*** Records for processing
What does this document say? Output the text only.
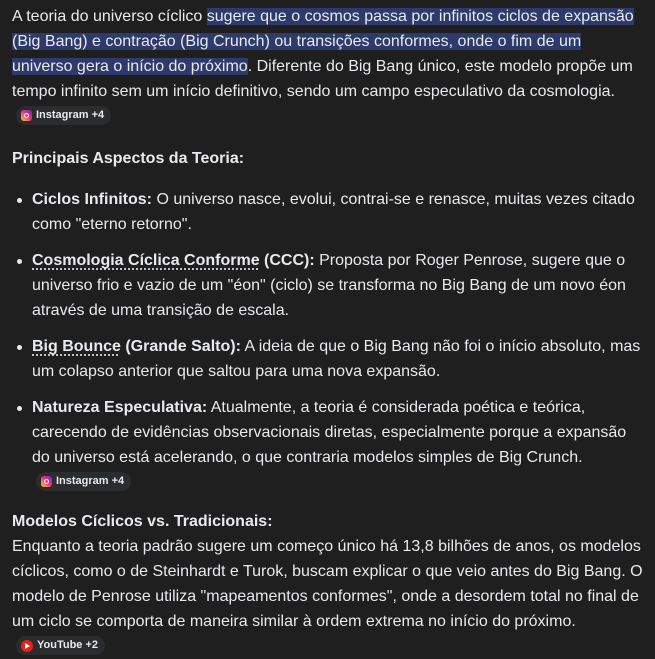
A teoria do universo cíclico sugere que o cosmos passa por infinitos ciclos de expansão (Big Bang) e contração (Big Crunch) ou transições conformes, onde o fim de um universo gera o início do próximo. Diferente do Big Bang único, este modelo propõe um tempo infinito sem um início definitivo, sendo um campo especulativo da cosmologia.
Instagram +4

Principais Aspectos da Teoria:

Ciclos Infinitos: O universo nasce, evolui, contrai-se e renasce, muitas vezes citado como "eterno retorno".
Cosmologia Cíclica Conforme (CCC): Proposta por Roger Penrose, sugere que o universo frio e vazio de um "éon" (ciclo) se transforma no Big Bang de um novo éon através de uma transição de escala.
Big Bounce (Grande Salto): A ideia de que o Big Bang não foi o início absoluto, mas um colapso anterior que saltou para uma nova expansão.
Natureza Especulativa: Atualmente, a teoria é considerada poética e teórica, carecendo de evidências observacionais diretas, especialmente porque a expansão do universo está acelerando, o que contraria modelos simples de Big Crunch.
Instagram +4

Modelos Cíclicos vs. Tradicionais:

Enquanto a teoria padrão sugere um começo único há 13,8 bilhões de anos, os modelos cíclicos, como o de Steinhardt e Turok, buscam explicar o que veio antes do Big Bang. O modelo de Penrose utiliza "mapeamentos conformes", onde a desordem total no final de um ciclo se comporta de maneira similar à ordem extrema no início do próximo.
YouTube +2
******
▸ Given task:
Your task is to return the entries above exactly, with no pictures.

▸ Output for this task:
What does this document say? Output the text only.
A teoria do universo cíclico sugere que o cosmos passa por infinitos ciclos de expansão (Big Bang) e contração (Big Crunch) ou transições conformes, onde o fim de um universo gera o início do próximo. Diferente do Big Bang único, este modelo propõe um tempo infinito sem um início definitivo, sendo um campo especulativo da cosmologia.
Instagram +4

Principais Aspectos da Teoria:

Ciclos Infinitos: O universo nasce, evolui, contrai-se e renasce, muitas vezes citado como "eterno retorno".
Cosmologia Cíclica Conforme (CCC): Proposta por Roger Penrose, sugere que o universo frio e vazio de um "éon" (ciclo) se transforma no Big Bang de um novo éon através de uma transição de escala.
Big Bounce (Grande Salto): A ideia de que o Big Bang não foi o início absoluto, mas um colapso anterior que saltou para uma nova expansão.
Natureza Especulativa: Atualmente, a teoria é considerada poética e teórica, carecendo de evidências observacionais diretas, especialmente porque a expansão do universo está acelerando, o que contraria modelos simples de Big Crunch.
Instagram +4

Modelos Cíclicos vs. Tradicionais:

Enquanto a teoria padrão sugere um começo único há 13,8 bilhões de anos, os modelos cíclicos, como o de Steinhardt e Turok, buscam explicar o que veio antes do Big Bang. O modelo de Penrose utiliza "mapeamentos conformes", onde a desordem total no final de um ciclo se comporta de maneira similar à ordem extrema no início do próximo.
YouTube +2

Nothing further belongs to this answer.